▶ _Data for the task_:
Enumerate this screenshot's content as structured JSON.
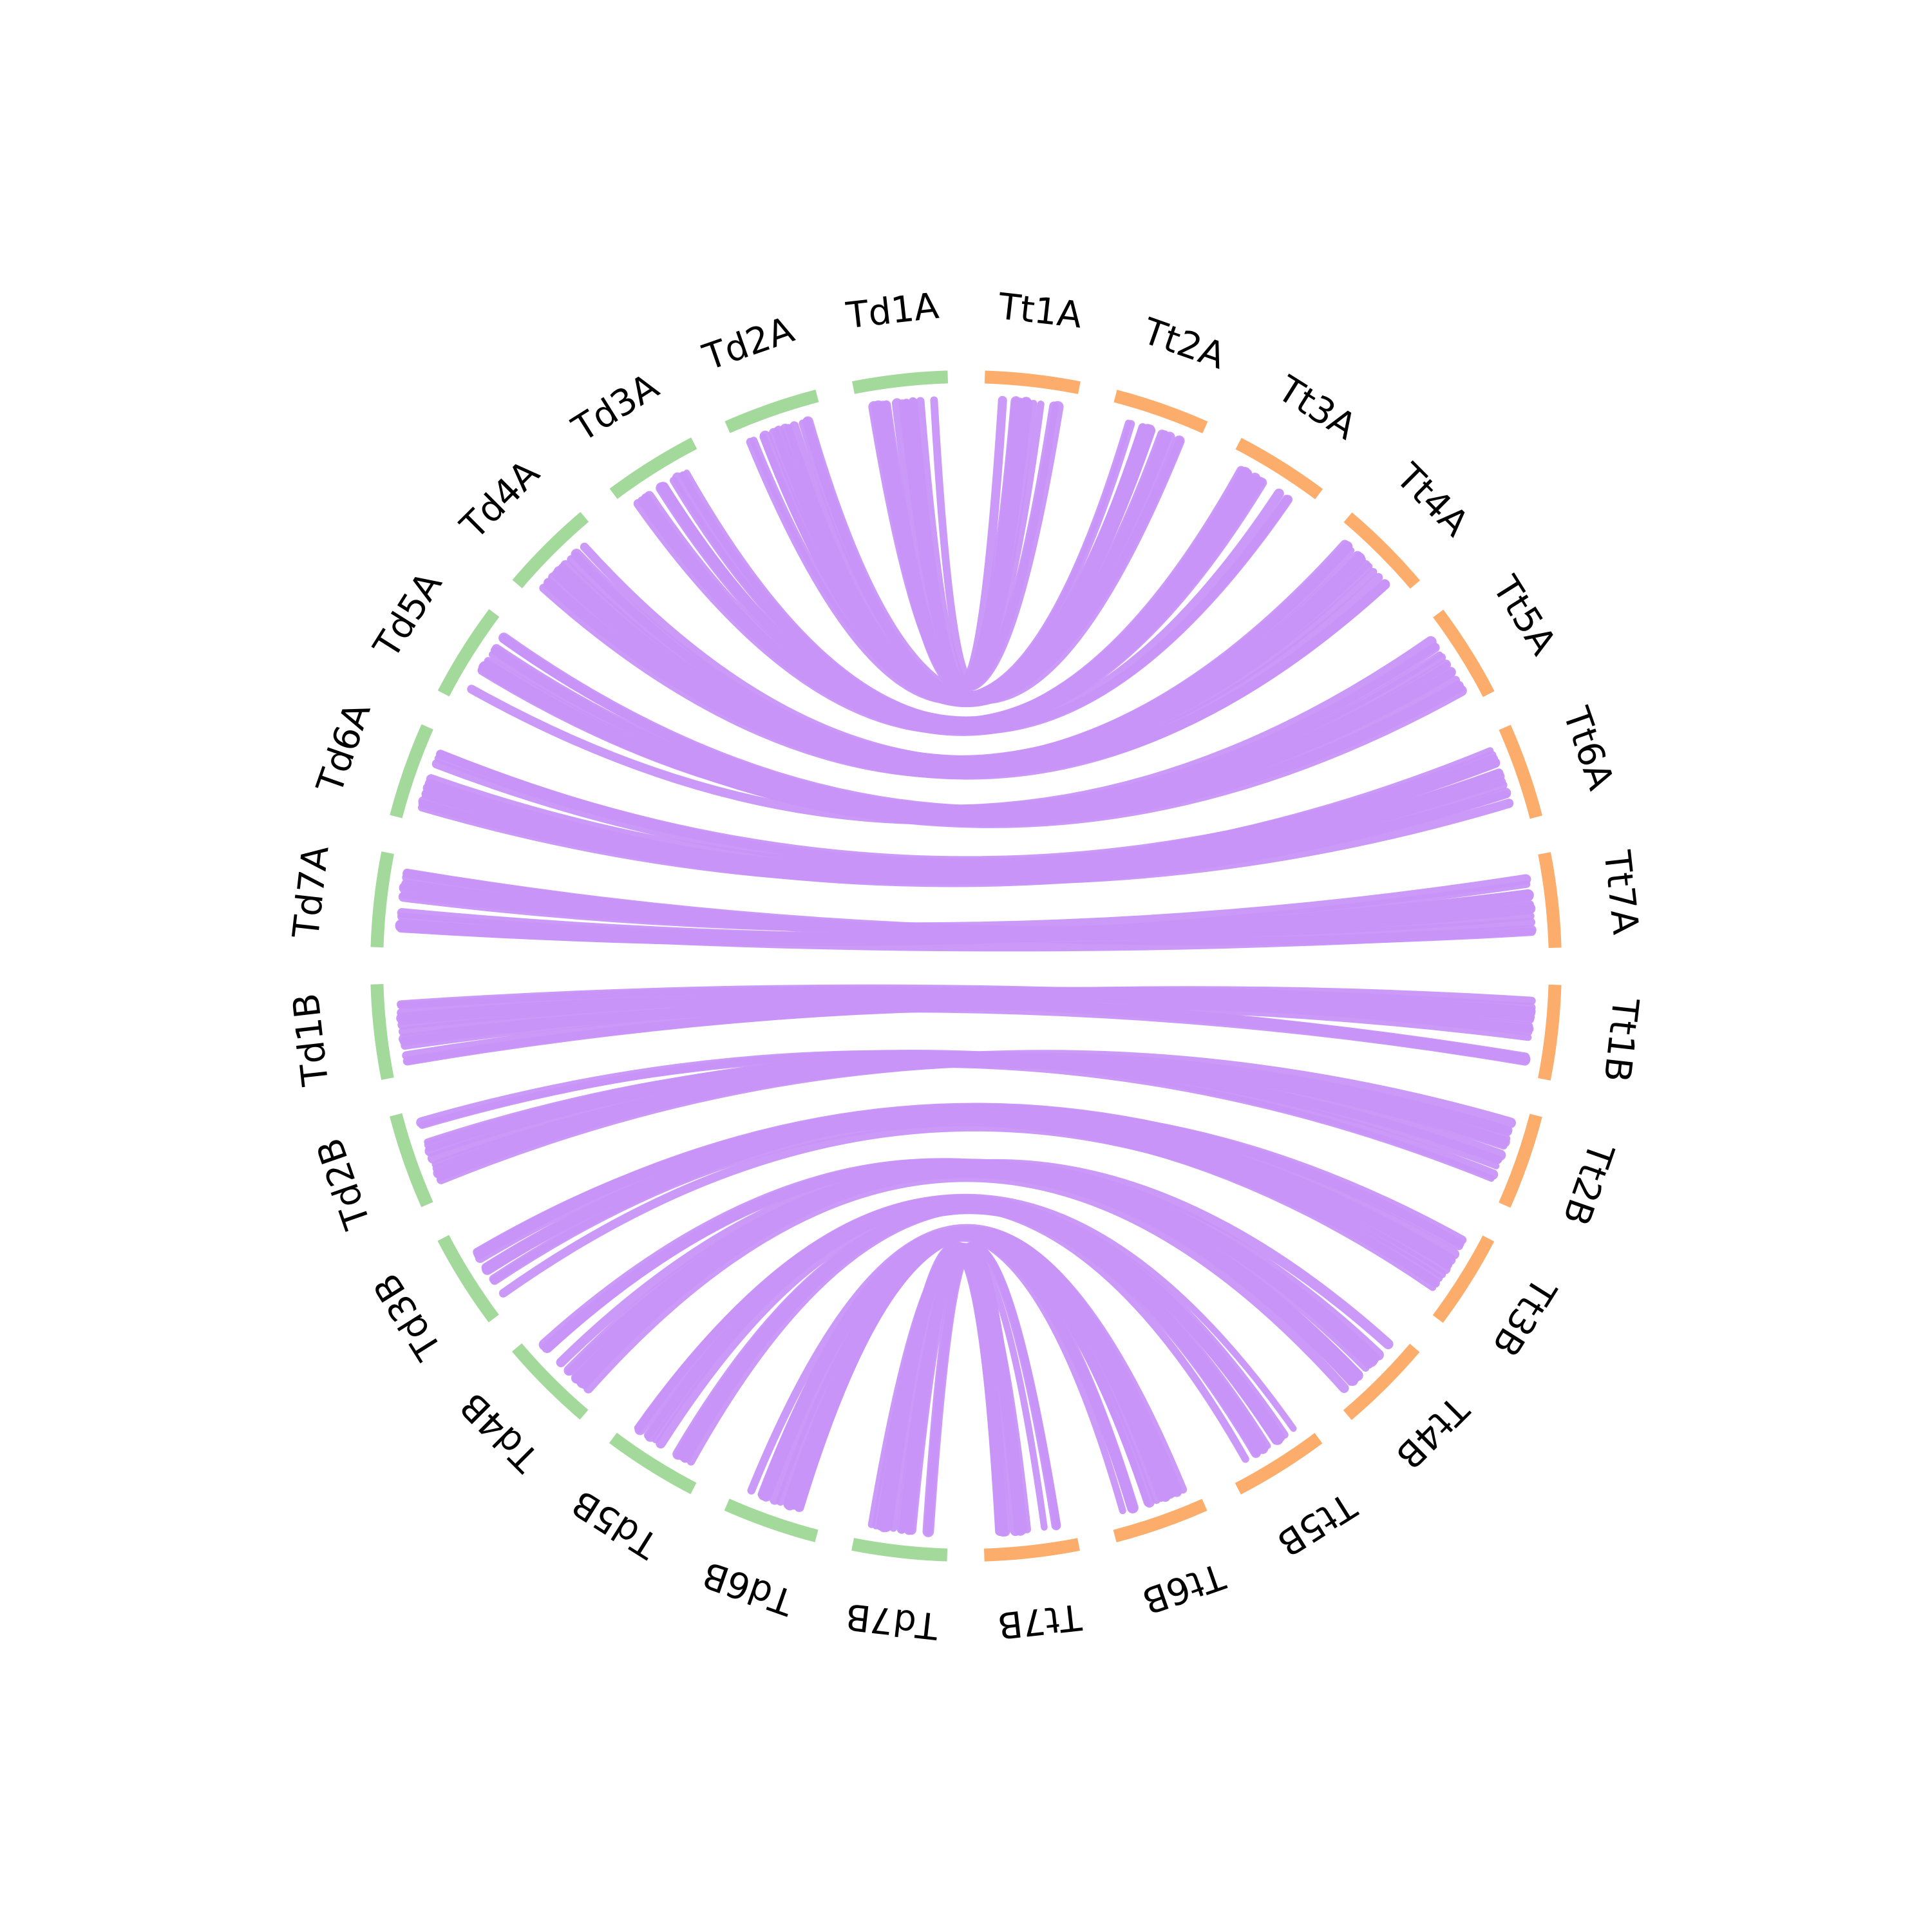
{
  "colors": {
    "td_arc": "#a3d99b",
    "tt_arc": "#fdad6b",
    "link": "#c893f8",
    "label": "#000000"
  },
  "segments": [
    {
      "id": "Td1A",
      "label": "Td1A",
      "group": "td"
    },
    {
      "id": "Td2A",
      "label": "Td2A",
      "group": "td"
    },
    {
      "id": "Td3A",
      "label": "Td3A",
      "group": "td"
    },
    {
      "id": "Td4A",
      "label": "Td4A",
      "group": "td"
    },
    {
      "id": "Td5A",
      "label": "Td5A",
      "group": "td"
    },
    {
      "id": "Td6A",
      "label": "Td6A",
      "group": "td"
    },
    {
      "id": "Td7A",
      "label": "Td7A",
      "group": "td"
    },
    {
      "id": "Td1B",
      "label": "Td1B",
      "group": "td"
    },
    {
      "id": "Td2B",
      "label": "Td2B",
      "group": "td"
    },
    {
      "id": "Td3B",
      "label": "Td3B",
      "group": "td"
    },
    {
      "id": "Td4B",
      "label": "Td4B",
      "group": "td"
    },
    {
      "id": "Td5B",
      "label": "Td5B",
      "group": "td"
    },
    {
      "id": "Td6B",
      "label": "Td6B",
      "group": "td"
    },
    {
      "id": "Td7B",
      "label": "Td7B",
      "group": "td"
    },
    {
      "id": "Tt7B",
      "label": "Tt7B",
      "group": "tt"
    },
    {
      "id": "Tt6B",
      "label": "Tt6B",
      "group": "tt"
    },
    {
      "id": "Tt5B",
      "label": "Tt5B",
      "group": "tt"
    },
    {
      "id": "Tt4B",
      "label": "Tt4B",
      "group": "tt"
    },
    {
      "id": "Tt3B",
      "label": "Tt3B",
      "group": "tt"
    },
    {
      "id": "Tt2B",
      "label": "Tt2B",
      "group": "tt"
    },
    {
      "id": "Tt1B",
      "label": "Tt1B",
      "group": "tt"
    },
    {
      "id": "Tt7A",
      "label": "Tt7A",
      "group": "tt"
    },
    {
      "id": "Tt6A",
      "label": "Tt6A",
      "group": "tt"
    },
    {
      "id": "Tt5A",
      "label": "Tt5A",
      "group": "tt"
    },
    {
      "id": "Tt4A",
      "label": "Tt4A",
      "group": "tt"
    },
    {
      "id": "Tt3A",
      "label": "Tt3A",
      "group": "tt"
    },
    {
      "id": "Tt2A",
      "label": "Tt2A",
      "group": "tt"
    },
    {
      "id": "Tt1A",
      "label": "Tt1A",
      "group": "tt"
    }
  ],
  "links": [
    {
      "source": "Td1A",
      "target": "Tt1A"
    },
    {
      "source": "Td2A",
      "target": "Tt2A"
    },
    {
      "source": "Td3A",
      "target": "Tt3A"
    },
    {
      "source": "Td4A",
      "target": "Tt4A"
    },
    {
      "source": "Td5A",
      "target": "Tt5A"
    },
    {
      "source": "Td6A",
      "target": "Tt6A"
    },
    {
      "source": "Td7A",
      "target": "Tt7A"
    },
    {
      "source": "Td1B",
      "target": "Tt1B"
    },
    {
      "source": "Td2B",
      "target": "Tt2B"
    },
    {
      "source": "Td3B",
      "target": "Tt3B"
    },
    {
      "source": "Td4B",
      "target": "Tt4B"
    },
    {
      "source": "Td5B",
      "target": "Tt5B"
    },
    {
      "source": "Td6B",
      "target": "Tt6B"
    },
    {
      "source": "Td7B",
      "target": "Tt7B"
    }
  ]
}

▶ _Goal_: Strip out the images, then output the records above word for word.

▶ _Output for this exercise_:
Enumerate this screenshot's content as structured JSON.
{
  "colors": {
    "td_arc": "#a3d99b",
    "tt_arc": "#fdad6b",
    "link": "#c893f8",
    "label": "#000000"
  },
  "segments": [
    {
      "id": "Td1A",
      "label": "Td1A",
      "group": "td"
    },
    {
      "id": "Td2A",
      "label": "Td2A",
      "group": "td"
    },
    {
      "id": "Td3A",
      "label": "Td3A",
      "group": "td"
    },
    {
      "id": "Td4A",
      "label": "Td4A",
      "group": "td"
    },
    {
      "id": "Td5A",
      "label": "Td5A",
      "group": "td"
    },
    {
      "id": "Td6A",
      "label": "Td6A",
      "group": "td"
    },
    {
      "id": "Td7A",
      "label": "Td7A",
      "group": "td"
    },
    {
      "id": "Td1B",
      "label": "Td1B",
      "group": "td"
    },
    {
      "id": "Td2B",
      "label": "Td2B",
      "group": "td"
    },
    {
      "id": "Td3B",
      "label": "Td3B",
      "group": "td"
    },
    {
      "id": "Td4B",
      "label": "Td4B",
      "group": "td"
    },
    {
      "id": "Td5B",
      "label": "Td5B",
      "group": "td"
    },
    {
      "id": "Td6B",
      "label": "Td6B",
      "group": "td"
    },
    {
      "id": "Td7B",
      "label": "Td7B",
      "group": "td"
    },
    {
      "id": "Tt7B",
      "label": "Tt7B",
      "group": "tt"
    },
    {
      "id": "Tt6B",
      "label": "Tt6B",
      "group": "tt"
    },
    {
      "id": "Tt5B",
      "label": "Tt5B",
      "group": "tt"
    },
    {
      "id": "Tt4B",
      "label": "Tt4B",
      "group": "tt"
    },
    {
      "id": "Tt3B",
      "label": "Tt3B",
      "group": "tt"
    },
    {
      "id": "Tt2B",
      "label": "Tt2B",
      "group": "tt"
    },
    {
      "id": "Tt1B",
      "label": "Tt1B",
      "group": "tt"
    },
    {
      "id": "Tt7A",
      "label": "Tt7A",
      "group": "tt"
    },
    {
      "id": "Tt6A",
      "label": "Tt6A",
      "group": "tt"
    },
    {
      "id": "Tt5A",
      "label": "Tt5A",
      "group": "tt"
    },
    {
      "id": "Tt4A",
      "label": "Tt4A",
      "group": "tt"
    },
    {
      "id": "Tt3A",
      "label": "Tt3A",
      "group": "tt"
    },
    {
      "id": "Tt2A",
      "label": "Tt2A",
      "group": "tt"
    },
    {
      "id": "Tt1A",
      "label": "Tt1A",
      "group": "tt"
    }
  ],
  "links": [
    {
      "source": "Td1A",
      "target": "Tt1A"
    },
    {
      "source": "Td2A",
      "target": "Tt2A"
    },
    {
      "source": "Td3A",
      "target": "Tt3A"
    },
    {
      "source": "Td4A",
      "target": "Tt4A"
    },
    {
      "source": "Td5A",
      "target": "Tt5A"
    },
    {
      "source": "Td6A",
      "target": "Tt6A"
    },
    {
      "source": "Td7A",
      "target": "Tt7A"
    },
    {
      "source": "Td1B",
      "target": "Tt1B"
    },
    {
      "source": "Td2B",
      "target": "Tt2B"
    },
    {
      "source": "Td3B",
      "target": "Tt3B"
    },
    {
      "source": "Td4B",
      "target": "Tt4B"
    },
    {
      "source": "Td5B",
      "target": "Tt5B"
    },
    {
      "source": "Td6B",
      "target": "Tt6B"
    },
    {
      "source": "Td7B",
      "target": "Tt7B"
    }
  ]
}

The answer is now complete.